__Set exercise__: Print the items unchanged from the first line through the line containing "wind-vector-head [1109, 611, 1118, 620]", including both of those lines.

__Entries provided__:
= = = =

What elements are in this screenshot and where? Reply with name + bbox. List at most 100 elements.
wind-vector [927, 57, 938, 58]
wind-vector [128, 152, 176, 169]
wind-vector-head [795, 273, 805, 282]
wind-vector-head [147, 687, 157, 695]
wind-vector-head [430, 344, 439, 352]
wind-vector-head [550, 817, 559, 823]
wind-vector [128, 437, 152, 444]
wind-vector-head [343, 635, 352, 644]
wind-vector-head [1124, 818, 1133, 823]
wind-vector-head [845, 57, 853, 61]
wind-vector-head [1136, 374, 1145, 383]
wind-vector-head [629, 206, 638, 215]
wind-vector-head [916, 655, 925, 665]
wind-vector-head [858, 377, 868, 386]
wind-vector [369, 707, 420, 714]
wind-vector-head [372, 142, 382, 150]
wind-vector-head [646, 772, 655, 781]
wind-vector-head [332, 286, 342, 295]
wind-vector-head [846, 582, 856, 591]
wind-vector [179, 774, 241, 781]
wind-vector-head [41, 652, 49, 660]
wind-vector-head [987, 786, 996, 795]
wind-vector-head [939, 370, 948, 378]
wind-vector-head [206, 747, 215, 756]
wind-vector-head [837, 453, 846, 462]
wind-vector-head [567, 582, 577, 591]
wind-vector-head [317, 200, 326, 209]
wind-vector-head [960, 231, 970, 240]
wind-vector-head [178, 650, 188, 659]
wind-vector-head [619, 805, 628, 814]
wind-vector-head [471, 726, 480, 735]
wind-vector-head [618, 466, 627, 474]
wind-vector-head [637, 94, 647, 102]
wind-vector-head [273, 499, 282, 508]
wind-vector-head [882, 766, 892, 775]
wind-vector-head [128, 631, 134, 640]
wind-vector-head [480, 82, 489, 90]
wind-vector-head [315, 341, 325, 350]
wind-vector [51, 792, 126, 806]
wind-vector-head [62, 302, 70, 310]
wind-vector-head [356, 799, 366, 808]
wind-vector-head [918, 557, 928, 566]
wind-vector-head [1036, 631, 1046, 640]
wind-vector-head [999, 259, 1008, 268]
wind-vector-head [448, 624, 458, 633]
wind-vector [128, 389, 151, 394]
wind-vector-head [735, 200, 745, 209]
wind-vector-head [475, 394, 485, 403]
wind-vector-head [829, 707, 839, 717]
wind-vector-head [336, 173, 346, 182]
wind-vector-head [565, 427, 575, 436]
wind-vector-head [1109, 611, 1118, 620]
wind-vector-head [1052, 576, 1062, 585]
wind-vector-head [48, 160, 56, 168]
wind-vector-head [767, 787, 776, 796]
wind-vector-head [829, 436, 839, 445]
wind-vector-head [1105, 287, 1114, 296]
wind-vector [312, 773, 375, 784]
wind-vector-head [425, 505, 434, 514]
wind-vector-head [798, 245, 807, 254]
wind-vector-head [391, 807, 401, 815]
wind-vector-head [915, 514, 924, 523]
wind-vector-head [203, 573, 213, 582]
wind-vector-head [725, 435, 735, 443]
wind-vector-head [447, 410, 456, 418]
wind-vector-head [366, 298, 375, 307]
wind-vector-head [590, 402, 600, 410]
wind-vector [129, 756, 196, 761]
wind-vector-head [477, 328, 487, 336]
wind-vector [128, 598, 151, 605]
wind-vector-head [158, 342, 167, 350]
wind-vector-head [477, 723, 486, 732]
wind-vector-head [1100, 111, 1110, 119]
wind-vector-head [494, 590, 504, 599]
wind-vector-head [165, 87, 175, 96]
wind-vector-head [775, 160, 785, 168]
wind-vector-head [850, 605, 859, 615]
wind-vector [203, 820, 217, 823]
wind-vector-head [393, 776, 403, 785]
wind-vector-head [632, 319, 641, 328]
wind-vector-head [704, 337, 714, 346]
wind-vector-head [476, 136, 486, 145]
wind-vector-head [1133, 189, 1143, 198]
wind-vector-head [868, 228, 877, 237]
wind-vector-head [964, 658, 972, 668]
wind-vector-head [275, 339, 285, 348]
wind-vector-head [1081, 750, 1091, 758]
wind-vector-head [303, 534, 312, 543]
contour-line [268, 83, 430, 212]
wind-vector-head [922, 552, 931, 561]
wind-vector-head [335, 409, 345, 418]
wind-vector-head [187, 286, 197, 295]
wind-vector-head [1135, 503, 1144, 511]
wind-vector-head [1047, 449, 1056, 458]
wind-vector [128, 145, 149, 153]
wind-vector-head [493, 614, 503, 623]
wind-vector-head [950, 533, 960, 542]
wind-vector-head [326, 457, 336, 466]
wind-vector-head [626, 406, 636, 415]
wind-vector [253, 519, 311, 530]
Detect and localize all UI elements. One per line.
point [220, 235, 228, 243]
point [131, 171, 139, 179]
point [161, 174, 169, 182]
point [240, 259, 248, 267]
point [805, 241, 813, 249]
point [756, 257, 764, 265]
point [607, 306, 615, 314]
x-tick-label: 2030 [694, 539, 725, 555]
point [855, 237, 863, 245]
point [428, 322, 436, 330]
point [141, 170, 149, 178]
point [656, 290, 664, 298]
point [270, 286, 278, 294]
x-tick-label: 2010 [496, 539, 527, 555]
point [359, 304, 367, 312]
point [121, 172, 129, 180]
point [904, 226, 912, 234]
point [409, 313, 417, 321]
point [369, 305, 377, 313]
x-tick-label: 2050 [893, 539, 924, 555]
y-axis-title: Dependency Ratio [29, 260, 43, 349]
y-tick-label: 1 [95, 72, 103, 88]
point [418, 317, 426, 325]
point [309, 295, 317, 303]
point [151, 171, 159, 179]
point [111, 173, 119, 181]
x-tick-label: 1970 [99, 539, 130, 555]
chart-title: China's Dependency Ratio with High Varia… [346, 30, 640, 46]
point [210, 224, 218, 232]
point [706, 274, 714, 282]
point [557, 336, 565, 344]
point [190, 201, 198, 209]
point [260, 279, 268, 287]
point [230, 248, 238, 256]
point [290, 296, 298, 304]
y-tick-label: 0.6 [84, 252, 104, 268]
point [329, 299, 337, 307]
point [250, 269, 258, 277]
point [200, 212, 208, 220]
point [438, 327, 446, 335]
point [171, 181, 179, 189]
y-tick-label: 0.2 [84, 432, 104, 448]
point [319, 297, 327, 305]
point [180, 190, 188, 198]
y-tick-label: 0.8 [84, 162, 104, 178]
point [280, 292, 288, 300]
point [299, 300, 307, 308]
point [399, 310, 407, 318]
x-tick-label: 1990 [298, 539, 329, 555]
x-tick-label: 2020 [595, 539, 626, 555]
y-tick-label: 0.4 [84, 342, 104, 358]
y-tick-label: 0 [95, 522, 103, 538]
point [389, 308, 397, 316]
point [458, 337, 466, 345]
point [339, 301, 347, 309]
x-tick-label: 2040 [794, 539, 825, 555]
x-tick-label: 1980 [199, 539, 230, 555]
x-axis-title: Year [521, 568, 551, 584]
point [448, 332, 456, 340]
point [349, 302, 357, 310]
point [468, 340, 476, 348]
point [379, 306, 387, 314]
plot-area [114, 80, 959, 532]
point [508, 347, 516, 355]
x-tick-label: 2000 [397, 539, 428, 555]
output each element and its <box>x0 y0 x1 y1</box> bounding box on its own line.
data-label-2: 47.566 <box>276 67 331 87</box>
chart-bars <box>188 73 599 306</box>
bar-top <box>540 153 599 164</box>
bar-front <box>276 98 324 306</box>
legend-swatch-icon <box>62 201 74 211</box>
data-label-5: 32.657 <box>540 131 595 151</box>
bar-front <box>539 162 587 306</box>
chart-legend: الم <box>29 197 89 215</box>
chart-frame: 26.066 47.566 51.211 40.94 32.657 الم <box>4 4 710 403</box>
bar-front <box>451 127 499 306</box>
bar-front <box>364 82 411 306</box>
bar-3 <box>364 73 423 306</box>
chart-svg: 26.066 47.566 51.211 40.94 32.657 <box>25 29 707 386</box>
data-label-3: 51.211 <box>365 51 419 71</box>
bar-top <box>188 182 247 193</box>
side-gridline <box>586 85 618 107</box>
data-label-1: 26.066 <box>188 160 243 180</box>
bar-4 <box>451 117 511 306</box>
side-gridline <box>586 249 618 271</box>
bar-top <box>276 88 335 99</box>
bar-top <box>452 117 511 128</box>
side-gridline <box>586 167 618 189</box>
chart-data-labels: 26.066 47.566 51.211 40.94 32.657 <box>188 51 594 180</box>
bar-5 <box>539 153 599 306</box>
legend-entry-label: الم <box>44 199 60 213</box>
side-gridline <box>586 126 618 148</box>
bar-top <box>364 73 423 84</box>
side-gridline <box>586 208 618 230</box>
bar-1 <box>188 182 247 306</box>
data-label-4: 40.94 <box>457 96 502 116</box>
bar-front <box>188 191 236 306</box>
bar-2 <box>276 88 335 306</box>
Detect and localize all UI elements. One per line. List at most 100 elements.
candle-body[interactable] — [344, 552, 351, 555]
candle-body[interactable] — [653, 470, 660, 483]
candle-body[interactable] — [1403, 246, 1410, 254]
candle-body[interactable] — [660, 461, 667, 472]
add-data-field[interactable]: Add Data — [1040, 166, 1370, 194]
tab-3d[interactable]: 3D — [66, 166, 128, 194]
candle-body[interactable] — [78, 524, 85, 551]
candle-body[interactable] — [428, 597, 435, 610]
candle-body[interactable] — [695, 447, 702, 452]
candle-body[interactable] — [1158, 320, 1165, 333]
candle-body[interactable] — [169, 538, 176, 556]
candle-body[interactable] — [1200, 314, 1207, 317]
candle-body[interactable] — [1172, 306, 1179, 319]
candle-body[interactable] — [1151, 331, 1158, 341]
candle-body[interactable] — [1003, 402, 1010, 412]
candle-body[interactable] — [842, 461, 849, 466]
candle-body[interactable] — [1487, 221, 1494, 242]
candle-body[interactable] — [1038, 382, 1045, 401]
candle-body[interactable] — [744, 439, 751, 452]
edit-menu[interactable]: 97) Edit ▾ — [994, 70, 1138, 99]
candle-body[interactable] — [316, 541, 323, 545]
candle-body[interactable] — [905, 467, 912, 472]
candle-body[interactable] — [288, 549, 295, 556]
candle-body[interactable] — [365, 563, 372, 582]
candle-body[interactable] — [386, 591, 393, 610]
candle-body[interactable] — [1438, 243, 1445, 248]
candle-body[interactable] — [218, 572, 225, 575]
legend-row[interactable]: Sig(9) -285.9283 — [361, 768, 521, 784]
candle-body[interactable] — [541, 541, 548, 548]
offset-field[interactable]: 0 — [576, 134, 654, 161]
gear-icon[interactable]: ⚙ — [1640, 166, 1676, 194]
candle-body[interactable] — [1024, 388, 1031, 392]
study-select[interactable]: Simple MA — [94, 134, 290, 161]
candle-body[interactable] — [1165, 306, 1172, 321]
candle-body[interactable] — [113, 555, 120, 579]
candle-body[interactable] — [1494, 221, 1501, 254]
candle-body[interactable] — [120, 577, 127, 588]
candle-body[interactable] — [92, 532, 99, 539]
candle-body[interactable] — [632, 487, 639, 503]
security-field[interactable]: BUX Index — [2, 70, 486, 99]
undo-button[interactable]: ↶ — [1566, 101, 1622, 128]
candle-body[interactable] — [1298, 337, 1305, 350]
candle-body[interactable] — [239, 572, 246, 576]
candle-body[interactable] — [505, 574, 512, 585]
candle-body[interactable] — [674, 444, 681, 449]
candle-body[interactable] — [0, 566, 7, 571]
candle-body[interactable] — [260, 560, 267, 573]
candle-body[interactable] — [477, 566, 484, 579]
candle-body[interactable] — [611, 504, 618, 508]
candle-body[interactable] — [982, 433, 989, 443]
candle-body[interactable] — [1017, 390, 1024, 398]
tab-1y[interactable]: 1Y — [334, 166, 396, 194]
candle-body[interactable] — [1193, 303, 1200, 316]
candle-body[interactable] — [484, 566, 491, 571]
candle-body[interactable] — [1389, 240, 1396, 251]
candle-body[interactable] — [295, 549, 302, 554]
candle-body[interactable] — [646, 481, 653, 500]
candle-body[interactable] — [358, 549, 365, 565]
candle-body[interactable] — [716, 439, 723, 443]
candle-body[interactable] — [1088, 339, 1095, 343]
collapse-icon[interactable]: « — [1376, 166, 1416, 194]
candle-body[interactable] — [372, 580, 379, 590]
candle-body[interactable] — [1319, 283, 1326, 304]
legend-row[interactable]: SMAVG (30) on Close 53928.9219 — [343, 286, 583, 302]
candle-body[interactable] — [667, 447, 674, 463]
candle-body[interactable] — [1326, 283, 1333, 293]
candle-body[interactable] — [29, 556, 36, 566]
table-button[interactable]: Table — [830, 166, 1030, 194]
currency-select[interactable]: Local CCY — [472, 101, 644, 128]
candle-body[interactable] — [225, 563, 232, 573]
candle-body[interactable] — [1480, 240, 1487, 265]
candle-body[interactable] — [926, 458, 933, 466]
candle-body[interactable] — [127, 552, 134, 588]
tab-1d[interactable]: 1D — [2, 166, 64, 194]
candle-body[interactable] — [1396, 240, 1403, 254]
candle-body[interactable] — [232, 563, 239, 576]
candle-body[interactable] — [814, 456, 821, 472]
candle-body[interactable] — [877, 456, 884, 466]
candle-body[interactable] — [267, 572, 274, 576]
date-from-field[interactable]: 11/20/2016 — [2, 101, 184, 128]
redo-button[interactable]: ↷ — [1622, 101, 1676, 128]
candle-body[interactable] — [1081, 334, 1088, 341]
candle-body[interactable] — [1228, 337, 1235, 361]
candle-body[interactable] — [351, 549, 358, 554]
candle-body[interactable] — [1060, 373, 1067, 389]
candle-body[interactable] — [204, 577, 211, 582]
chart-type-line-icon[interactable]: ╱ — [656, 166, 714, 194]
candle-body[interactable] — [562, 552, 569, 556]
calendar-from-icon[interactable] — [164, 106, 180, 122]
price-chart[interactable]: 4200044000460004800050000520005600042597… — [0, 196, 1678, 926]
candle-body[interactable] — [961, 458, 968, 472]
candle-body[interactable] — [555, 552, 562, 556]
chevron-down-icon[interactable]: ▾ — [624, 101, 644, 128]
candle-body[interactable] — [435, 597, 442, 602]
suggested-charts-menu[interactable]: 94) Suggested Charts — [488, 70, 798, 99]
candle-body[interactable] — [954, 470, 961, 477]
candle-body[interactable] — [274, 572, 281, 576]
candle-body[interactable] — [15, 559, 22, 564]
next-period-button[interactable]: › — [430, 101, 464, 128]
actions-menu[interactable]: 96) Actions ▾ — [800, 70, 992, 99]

= = = =

__Solved problem__:
What elements are in this screenshot and where? Reply with name + bbox. List at most 100 elements.
wind-vector [927, 57, 938, 58]
wind-vector [128, 152, 176, 169]
wind-vector-head [795, 273, 805, 282]
wind-vector-head [147, 687, 157, 695]
wind-vector-head [430, 344, 439, 352]
wind-vector-head [550, 817, 559, 823]
wind-vector [128, 437, 152, 444]
wind-vector-head [343, 635, 352, 644]
wind-vector-head [1124, 818, 1133, 823]
wind-vector-head [845, 57, 853, 61]
wind-vector-head [1136, 374, 1145, 383]
wind-vector-head [629, 206, 638, 215]
wind-vector-head [916, 655, 925, 665]
wind-vector-head [858, 377, 868, 386]
wind-vector [369, 707, 420, 714]
wind-vector-head [372, 142, 382, 150]
wind-vector-head [646, 772, 655, 781]
wind-vector-head [332, 286, 342, 295]
wind-vector-head [846, 582, 856, 591]
wind-vector [179, 774, 241, 781]
wind-vector-head [41, 652, 49, 660]
wind-vector-head [987, 786, 996, 795]
wind-vector-head [939, 370, 948, 378]
wind-vector-head [206, 747, 215, 756]
wind-vector-head [837, 453, 846, 462]
wind-vector-head [567, 582, 577, 591]
wind-vector-head [317, 200, 326, 209]
wind-vector-head [960, 231, 970, 240]
wind-vector-head [178, 650, 188, 659]
wind-vector-head [619, 805, 628, 814]
wind-vector-head [471, 726, 480, 735]
wind-vector-head [618, 466, 627, 474]
wind-vector-head [637, 94, 647, 102]
wind-vector-head [273, 499, 282, 508]
wind-vector-head [882, 766, 892, 775]
wind-vector-head [128, 631, 134, 640]
wind-vector-head [480, 82, 489, 90]
wind-vector-head [315, 341, 325, 350]
wind-vector [51, 792, 126, 806]
wind-vector-head [62, 302, 70, 310]
wind-vector-head [356, 799, 366, 808]
wind-vector-head [918, 557, 928, 566]
wind-vector-head [1036, 631, 1046, 640]
wind-vector-head [999, 259, 1008, 268]
wind-vector-head [448, 624, 458, 633]
wind-vector [128, 389, 151, 394]
wind-vector-head [735, 200, 745, 209]
wind-vector-head [475, 394, 485, 403]
wind-vector-head [829, 707, 839, 717]
wind-vector-head [336, 173, 346, 182]
wind-vector-head [565, 427, 575, 436]
wind-vector-head [1109, 611, 1118, 620]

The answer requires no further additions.